[Saved data entries]
_ _ _ _ _ _ _
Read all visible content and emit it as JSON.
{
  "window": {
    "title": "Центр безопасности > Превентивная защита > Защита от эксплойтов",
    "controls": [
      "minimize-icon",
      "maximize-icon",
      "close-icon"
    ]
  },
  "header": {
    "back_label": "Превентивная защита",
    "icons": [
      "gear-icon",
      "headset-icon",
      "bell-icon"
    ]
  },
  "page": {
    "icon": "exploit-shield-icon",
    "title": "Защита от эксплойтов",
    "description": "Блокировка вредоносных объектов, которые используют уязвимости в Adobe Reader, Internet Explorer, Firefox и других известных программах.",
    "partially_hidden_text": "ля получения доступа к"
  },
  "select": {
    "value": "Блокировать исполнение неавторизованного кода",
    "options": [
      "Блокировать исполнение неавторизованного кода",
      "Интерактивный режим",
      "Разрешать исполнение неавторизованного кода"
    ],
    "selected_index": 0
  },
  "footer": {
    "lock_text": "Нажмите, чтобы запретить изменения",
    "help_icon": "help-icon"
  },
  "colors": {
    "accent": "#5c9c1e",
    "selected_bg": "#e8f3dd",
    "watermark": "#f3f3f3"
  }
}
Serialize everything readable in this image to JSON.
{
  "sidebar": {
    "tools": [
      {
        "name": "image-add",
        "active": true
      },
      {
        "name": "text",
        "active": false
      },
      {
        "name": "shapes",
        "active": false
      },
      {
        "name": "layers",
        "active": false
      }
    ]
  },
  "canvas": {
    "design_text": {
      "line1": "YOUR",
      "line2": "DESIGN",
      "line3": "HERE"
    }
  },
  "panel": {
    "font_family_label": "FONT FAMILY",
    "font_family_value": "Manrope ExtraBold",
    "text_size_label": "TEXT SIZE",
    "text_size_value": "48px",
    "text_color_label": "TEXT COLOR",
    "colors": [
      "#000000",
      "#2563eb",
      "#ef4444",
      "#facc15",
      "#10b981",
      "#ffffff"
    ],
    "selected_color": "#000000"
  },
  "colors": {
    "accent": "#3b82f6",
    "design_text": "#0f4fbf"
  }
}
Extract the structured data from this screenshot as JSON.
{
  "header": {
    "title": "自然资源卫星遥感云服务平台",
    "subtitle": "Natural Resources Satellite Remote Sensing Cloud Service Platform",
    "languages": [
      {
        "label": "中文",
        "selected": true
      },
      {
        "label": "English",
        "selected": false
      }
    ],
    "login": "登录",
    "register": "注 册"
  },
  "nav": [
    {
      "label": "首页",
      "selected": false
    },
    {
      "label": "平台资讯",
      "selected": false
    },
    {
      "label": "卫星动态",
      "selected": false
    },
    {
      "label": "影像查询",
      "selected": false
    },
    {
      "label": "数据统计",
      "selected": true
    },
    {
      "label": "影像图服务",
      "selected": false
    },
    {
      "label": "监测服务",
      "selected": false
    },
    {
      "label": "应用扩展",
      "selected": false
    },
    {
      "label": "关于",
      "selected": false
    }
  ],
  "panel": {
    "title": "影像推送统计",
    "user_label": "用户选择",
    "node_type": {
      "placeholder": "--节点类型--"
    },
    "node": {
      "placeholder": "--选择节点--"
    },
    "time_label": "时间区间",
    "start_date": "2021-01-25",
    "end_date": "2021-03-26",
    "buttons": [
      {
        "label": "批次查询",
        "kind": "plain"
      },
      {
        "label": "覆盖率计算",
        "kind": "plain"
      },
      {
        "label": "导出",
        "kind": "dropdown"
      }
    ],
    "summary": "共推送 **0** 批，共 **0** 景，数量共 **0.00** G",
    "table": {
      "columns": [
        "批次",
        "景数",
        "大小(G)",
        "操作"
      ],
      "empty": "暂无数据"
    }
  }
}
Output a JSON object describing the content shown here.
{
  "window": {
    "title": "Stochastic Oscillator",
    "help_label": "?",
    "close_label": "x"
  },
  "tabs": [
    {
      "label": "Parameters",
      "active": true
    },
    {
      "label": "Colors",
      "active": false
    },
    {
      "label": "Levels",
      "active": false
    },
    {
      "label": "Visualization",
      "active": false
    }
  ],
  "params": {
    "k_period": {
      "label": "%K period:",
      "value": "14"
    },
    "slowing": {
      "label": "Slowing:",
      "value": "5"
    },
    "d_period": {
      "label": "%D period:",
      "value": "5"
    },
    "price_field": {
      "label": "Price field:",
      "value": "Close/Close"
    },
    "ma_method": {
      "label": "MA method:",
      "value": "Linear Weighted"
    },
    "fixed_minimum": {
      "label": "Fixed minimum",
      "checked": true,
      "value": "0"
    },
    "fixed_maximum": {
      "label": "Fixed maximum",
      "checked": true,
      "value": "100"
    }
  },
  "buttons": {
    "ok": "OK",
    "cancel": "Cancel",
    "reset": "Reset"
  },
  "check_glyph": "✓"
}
_ _ _ _ _ _ _
*WHAT THE TASK REQUIRES*: Print the whole listing exactly as it is.

*ANSWER FOR THE TASK*:
Read all visible content and emit it as JSON.
{
  "window": {
    "title": "Центр безопасности > Превентивная защита > Защита от эксплойтов",
    "controls": [
      "minimize-icon",
      "maximize-icon",
      "close-icon"
    ]
  },
  "header": {
    "back_label": "Превентивная защита",
    "icons": [
      "gear-icon",
      "headset-icon",
      "bell-icon"
    ]
  },
  "page": {
    "icon": "exploit-shield-icon",
    "title": "Защита от эксплойтов",
    "description": "Блокировка вредоносных объектов, которые используют уязвимости в Adobe Reader, Internet Explorer, Firefox и других известных программах.",
    "partially_hidden_text": "ля получения доступа к"
  },
  "select": {
    "value": "Блокировать исполнение неавторизованного кода",
    "options": [
      "Блокировать исполнение неавторизованного кода",
      "Интерактивный режим",
      "Разрешать исполнение неавторизованного кода"
    ],
    "selected_index": 0
  },
  "footer": {
    "lock_text": "Нажмите, чтобы запретить изменения",
    "help_icon": "help-icon"
  },
  "colors": {
    "accent": "#5c9c1e",
    "selected_bg": "#e8f3dd",
    "watermark": "#f3f3f3"
  }
}
Serialize everything readable in this image to JSON.
{
  "sidebar": {
    "tools": [
      {
        "name": "image-add",
        "active": true
      },
      {
        "name": "text",
        "active": false
      },
      {
        "name": "shapes",
        "active": false
      },
      {
        "name": "layers",
        "active": false
      }
    ]
  },
  "canvas": {
    "design_text": {
      "line1": "YOUR",
      "line2": "DESIGN",
      "line3": "HERE"
    }
  },
  "panel": {
    "font_family_label": "FONT FAMILY",
    "font_family_value": "Manrope ExtraBold",
    "text_size_label": "TEXT SIZE",
    "text_size_value": "48px",
    "text_color_label": "TEXT COLOR",
    "colors": [
      "#000000",
      "#2563eb",
      "#ef4444",
      "#facc15",
      "#10b981",
      "#ffffff"
    ],
    "selected_color": "#000000"
  },
  "colors": {
    "accent": "#3b82f6",
    "design_text": "#0f4fbf"
  }
}
Extract the structured data from this screenshot as JSON.
{
  "header": {
    "title": "自然资源卫星遥感云服务平台",
    "subtitle": "Natural Resources Satellite Remote Sensing Cloud Service Platform",
    "languages": [
      {
        "label": "中文",
        "selected": true
      },
      {
        "label": "English",
        "selected": false
      }
    ],
    "login": "登录",
    "register": "注 册"
  },
  "nav": [
    {
      "label": "首页",
      "selected": false
    },
    {
      "label": "平台资讯",
      "selected": false
    },
    {
      "label": "卫星动态",
      "selected": false
    },
    {
      "label": "影像查询",
      "selected": false
    },
    {
      "label": "数据统计",
      "selected": true
    },
    {
      "label": "影像图服务",
      "selected": false
    },
    {
      "label": "监测服务",
      "selected": false
    },
    {
      "label": "应用扩展",
      "selected": false
    },
    {
      "label": "关于",
      "selected": false
    }
  ],
  "panel": {
    "title": "影像推送统计",
    "user_label": "用户选择",
    "node_type": {
      "placeholder": "--节点类型--"
    },
    "node": {
      "placeholder": "--选择节点--"
    },
    "time_label": "时间区间",
    "start_date": "2021-01-25",
    "end_date": "2021-03-26",
    "buttons": [
      {
        "label": "批次查询",
        "kind": "plain"
      },
      {
        "label": "覆盖率计算",
        "kind": "plain"
      },
      {
        "label": "导出",
        "kind": "dropdown"
      }
    ],
    "summary": "共推送 **0** 批，共 **0** 景，数量共 **0.00** G",
    "table": {
      "columns": [
        "批次",
        "景数",
        "大小(G)",
        "操作"
      ],
      "empty": "暂无数据"
    }
  }
}
Output a JSON object describing the content shown here.
{
  "window": {
    "title": "Stochastic Oscillator",
    "help_label": "?",
    "close_label": "x"
  },
  "tabs": [
    {
      "label": "Parameters",
      "active": true
    },
    {
      "label": "Colors",
      "active": false
    },
    {
      "label": "Levels",
      "active": false
    },
    {
      "label": "Visualization",
      "active": false
    }
  ],
  "params": {
    "k_period": {
      "label": "%K period:",
      "value": "14"
    },
    "slowing": {
      "label": "Slowing:",
      "value": "5"
    },
    "d_period": {
      "label": "%D period:",
      "value": "5"
    },
    "price_field": {
      "label": "Price field:",
      "value": "Close/Close"
    },
    "ma_method": {
      "label": "MA method:",
      "value": "Linear Weighted"
    },
    "fixed_minimum": {
      "label": "Fixed minimum",
      "checked": true,
      "value": "0"
    },
    "fixed_maximum": {
      "label": "Fixed maximum",
      "checked": true,
      "value": "100"
    }
  },
  "buttons": {
    "ok": "OK",
    "cancel": "Cancel",
    "reset": "Reset"
  },
  "check_glyph": "✓"
}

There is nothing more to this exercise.